┌─ Article

Court of Appeals of the State of New York
May 31, 1988
71 N.Y.2d 705 (N.Y. 1988)

Summary

holding petitioner who failed to show "the absence of strategic or other legitimate explanations" for counsels' alleged shortcoming did not have viable claim to constitutionally ineffective counsel

Summary of this case from Ambers v. Colvin

Opinion

Argued March 23, 1988

Decided May 31, 1988

Appeal from the Appellate Division of the Supreme Court in the First Judicial Department, Joan C. Sudolnik, J.

Appeal from the Appellate Division of the Supreme Court in the Second Judicial Department, Morton Weissman, J.

Joel Atlas and Philip L. Weinstein for appellant in the first above-entitled action.

Paul T. Gentile, District Attorney of Bronx County (Lawrence B. La Raus and Susan L. Valle of counsel), for respondent in the first above-entitled action.

George Grun and John F. Middlemiss, Jr., for appellant in the second above-entitled action.

Patrick Henry, District Attorney of Suffolk County (John J. Andrews of counsel), for respondent in the second above-entitled action.

└─
┌─ Information provided

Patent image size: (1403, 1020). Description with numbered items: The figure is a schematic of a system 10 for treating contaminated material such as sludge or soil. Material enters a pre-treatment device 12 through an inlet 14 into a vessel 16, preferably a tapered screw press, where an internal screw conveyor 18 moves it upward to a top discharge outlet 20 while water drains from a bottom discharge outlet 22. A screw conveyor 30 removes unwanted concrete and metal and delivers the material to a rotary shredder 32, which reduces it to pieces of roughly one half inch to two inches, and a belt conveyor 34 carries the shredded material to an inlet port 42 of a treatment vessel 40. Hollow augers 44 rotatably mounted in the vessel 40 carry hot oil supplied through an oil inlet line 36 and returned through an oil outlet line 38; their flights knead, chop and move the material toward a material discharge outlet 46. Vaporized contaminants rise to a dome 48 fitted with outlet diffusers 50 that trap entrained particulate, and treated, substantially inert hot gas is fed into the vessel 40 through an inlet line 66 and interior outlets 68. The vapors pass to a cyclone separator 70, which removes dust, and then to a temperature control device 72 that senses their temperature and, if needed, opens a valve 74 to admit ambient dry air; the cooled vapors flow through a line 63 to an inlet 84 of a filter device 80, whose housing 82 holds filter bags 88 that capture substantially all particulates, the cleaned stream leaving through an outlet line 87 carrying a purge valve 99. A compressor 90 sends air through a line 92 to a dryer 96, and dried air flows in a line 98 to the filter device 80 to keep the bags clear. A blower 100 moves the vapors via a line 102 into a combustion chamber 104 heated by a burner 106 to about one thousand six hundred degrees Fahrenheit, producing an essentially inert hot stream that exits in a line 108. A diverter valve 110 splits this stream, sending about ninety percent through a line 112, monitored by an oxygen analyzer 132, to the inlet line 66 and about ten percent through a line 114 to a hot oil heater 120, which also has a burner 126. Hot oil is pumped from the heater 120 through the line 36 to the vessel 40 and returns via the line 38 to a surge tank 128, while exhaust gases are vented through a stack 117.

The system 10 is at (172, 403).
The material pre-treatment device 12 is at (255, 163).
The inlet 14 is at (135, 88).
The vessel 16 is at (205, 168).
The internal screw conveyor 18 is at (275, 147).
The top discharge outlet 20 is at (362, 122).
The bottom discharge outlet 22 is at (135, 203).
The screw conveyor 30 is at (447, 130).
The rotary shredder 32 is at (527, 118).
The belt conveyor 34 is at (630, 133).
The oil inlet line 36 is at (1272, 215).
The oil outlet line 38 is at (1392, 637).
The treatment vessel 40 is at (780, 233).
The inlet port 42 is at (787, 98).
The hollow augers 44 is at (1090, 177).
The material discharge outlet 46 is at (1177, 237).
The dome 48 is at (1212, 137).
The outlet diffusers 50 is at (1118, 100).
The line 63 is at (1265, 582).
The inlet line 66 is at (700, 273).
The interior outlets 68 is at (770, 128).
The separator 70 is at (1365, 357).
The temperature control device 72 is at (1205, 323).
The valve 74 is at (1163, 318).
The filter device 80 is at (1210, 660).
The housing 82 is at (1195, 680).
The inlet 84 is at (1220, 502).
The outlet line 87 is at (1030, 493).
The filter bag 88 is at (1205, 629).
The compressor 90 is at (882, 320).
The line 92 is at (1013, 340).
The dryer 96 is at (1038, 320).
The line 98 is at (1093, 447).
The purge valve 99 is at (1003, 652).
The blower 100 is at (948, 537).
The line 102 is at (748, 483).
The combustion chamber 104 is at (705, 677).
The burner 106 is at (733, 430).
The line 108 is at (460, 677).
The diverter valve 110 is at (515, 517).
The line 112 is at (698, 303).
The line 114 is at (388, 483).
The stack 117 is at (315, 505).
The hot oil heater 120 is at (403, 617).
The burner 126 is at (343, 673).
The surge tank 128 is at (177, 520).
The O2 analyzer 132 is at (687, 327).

└─

Parts of the exercise:
**A)** Please summarize the New York Court of Appeals case excerpt in two sentences.
**B)** Carry the New York Court of Appeals case excerpt forward from its final line.

Outputs:
**A)** In a decision argued March 23, 1988, and decided May 31, 1988 (71 N.Y.2d 705), the Court of Appeals of the State of New York held that a petitioner who failed to show "the absence of strategic or other legitimate explanations" for counsels' alleged shortcoming did not have a viable claim to constitutionally ineffective counsel. The case involves two appeals, one from the Appellate Division's First Judicial Department and one from its Second Judicial Department, with the District Attorneys of Bronx County and Suffolk County appearing for the respondents.

**B)**
In these two cases, defendants contend that they were denied effective assistance of counsel. In People v Rivera, defendant was charged with robbery and murder. At trial, the main evidence connecting him to the crimes was his written and videotaped station house confessions, in which he admitted to being a lookout while his friend robbed and killed the victim. Rivera was convicted of felony murder and sentenced to an indeterminate term of 20 years to life. The Appellate Division modified the judgment by reducing defendant's sentence. At trial, Rivera testified that he confessed only after invoking his right to counsel, but before obtaining an attorney, because the police detective told him "it would take too long and make matters worse," and because the detective promised to help him by speaking to the District Attorney if he confessed. Based on this, Rivera contends that he was denied effective assistance of counsel, in that his attorney failed to either move for suppression of the confessions or to request a voluntariness charge.

In People v Montana, defendant was convicted of burglary, attempted burglary and possession of burglar's tools and the Appellate Division affirmed. Defendant contends that his attorney's failure to move for suppression of physical evidence and statements following an allegedly illegal stop, search and arrest denied him effective assistance of counsel. Further, defendant contends that he was denied effective representation when his attorney entered into a stipulation with the prosecution because the stipulation indicated he was on parole, thereby creating prejudice in the jury's mind.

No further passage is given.